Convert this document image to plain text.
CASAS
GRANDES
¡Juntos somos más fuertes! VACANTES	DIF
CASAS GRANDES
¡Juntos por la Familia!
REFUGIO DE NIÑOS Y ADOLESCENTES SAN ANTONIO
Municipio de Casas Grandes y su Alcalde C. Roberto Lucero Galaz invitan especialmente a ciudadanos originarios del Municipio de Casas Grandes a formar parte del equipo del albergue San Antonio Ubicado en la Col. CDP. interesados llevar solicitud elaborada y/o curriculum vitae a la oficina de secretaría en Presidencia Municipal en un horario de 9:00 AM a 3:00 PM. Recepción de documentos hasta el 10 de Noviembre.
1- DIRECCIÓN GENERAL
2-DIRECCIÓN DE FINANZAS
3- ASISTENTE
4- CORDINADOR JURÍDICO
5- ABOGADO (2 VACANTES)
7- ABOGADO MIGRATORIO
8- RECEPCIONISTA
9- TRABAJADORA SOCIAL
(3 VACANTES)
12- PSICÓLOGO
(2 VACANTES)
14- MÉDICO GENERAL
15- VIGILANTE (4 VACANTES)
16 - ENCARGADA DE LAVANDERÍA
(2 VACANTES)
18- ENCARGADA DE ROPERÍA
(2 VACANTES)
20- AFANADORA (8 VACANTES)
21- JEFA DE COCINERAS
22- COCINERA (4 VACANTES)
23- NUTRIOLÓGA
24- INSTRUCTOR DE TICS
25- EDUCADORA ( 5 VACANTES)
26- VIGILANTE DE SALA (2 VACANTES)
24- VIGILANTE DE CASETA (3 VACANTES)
· · ·
## What is needed
Reproduce the entries above in full, verbatim.

## Output of the exercise
Convert this document image to plain text.
CASAS
GRANDES
¡Juntos somos más fuertes! VACANTES	DIF
CASAS GRANDES
¡Juntos por la Familia!
REFUGIO DE NIÑOS Y ADOLESCENTES SAN ANTONIO
Municipio de Casas Grandes y su Alcalde C. Roberto Lucero Galaz invitan especialmente a ciudadanos originarios del Municipio de Casas Grandes a formar parte del equipo del albergue San Antonio Ubicado en la Col. CDP. interesados llevar solicitud elaborada y/o curriculum vitae a la oficina de secretaría en Presidencia Municipal en un horario de 9:00 AM a 3:00 PM. Recepción de documentos hasta el 10 de Noviembre.
1- DIRECCIÓN GENERAL
2-DIRECCIÓN DE FINANZAS
3- ASISTENTE
4- CORDINADOR JURÍDICO
5- ABOGADO (2 VACANTES)
7- ABOGADO MIGRATORIO
8- RECEPCIONISTA
9- TRABAJADORA SOCIAL
(3 VACANTES)
12- PSICÓLOGO
(2 VACANTES)
14- MÉDICO GENERAL
15- VIGILANTE (4 VACANTES)
16 - ENCARGADA DE LAVANDERÍA
(2 VACANTES)
18- ENCARGADA DE ROPERÍA
(2 VACANTES)
20- AFANADORA (8 VACANTES)
21- JEFA DE COCINERAS
22- COCINERA (4 VACANTES)
23- NUTRIOLÓGA
24- INSTRUCTOR DE TICS
25- EDUCADORA ( 5 VACANTES)
26- VIGILANTE DE SALA (2 VACANTES)
24- VIGILANTE DE CASETA (3 VACANTES)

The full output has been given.